## start RECORDED DATA

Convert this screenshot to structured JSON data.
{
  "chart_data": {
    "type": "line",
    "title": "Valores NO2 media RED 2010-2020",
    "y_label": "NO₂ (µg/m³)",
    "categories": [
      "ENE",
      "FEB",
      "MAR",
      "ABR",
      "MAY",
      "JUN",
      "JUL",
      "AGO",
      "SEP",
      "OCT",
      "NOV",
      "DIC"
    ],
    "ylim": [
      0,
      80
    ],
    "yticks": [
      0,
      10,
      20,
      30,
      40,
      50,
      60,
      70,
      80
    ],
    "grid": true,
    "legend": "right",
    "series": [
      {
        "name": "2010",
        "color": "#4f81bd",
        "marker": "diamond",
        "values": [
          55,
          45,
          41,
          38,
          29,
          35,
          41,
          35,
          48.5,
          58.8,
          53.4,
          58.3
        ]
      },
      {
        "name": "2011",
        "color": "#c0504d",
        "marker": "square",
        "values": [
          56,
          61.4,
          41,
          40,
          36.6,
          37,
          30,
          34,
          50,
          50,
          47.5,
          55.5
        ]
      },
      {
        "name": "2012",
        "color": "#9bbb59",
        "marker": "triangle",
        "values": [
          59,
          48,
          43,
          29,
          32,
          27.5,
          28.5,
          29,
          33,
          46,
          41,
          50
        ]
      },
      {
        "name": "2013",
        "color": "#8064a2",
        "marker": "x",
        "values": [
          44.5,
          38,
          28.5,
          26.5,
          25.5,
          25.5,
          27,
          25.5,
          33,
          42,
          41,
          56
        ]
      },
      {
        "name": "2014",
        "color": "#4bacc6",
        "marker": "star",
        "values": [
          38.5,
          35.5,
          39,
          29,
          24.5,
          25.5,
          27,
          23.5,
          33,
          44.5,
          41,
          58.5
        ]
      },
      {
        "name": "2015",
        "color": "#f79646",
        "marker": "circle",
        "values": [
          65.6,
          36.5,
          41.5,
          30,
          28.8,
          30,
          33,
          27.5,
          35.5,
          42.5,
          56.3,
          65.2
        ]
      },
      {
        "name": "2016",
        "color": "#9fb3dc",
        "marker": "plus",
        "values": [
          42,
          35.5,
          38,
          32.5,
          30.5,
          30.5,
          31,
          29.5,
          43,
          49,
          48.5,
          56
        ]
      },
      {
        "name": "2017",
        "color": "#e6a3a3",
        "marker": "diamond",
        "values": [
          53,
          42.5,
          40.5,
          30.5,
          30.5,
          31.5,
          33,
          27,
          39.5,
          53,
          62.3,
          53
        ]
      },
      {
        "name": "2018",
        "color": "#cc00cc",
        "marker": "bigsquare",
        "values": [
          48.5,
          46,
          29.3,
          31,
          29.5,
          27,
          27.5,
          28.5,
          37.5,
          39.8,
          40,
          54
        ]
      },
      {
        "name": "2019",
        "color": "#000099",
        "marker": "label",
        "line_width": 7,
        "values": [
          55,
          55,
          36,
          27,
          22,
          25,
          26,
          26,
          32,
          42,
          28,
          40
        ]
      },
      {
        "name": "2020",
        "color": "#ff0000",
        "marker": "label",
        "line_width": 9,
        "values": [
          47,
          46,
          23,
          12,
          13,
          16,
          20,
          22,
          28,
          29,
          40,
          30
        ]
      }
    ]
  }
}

## end RECORDED DATA

Lines from the records above that hold "marker" are the ones to list.

**EXPECTED OUTPUT**
        "marker": "diamond",
        "marker": "square",
        "marker": "triangle",
        "marker": "x",
        "marker": "star",
        "marker": "circle",
        "marker": "plus",
        "marker": "diamond",
        "marker": "bigsquare",
        "marker": "label",
        "marker": "label",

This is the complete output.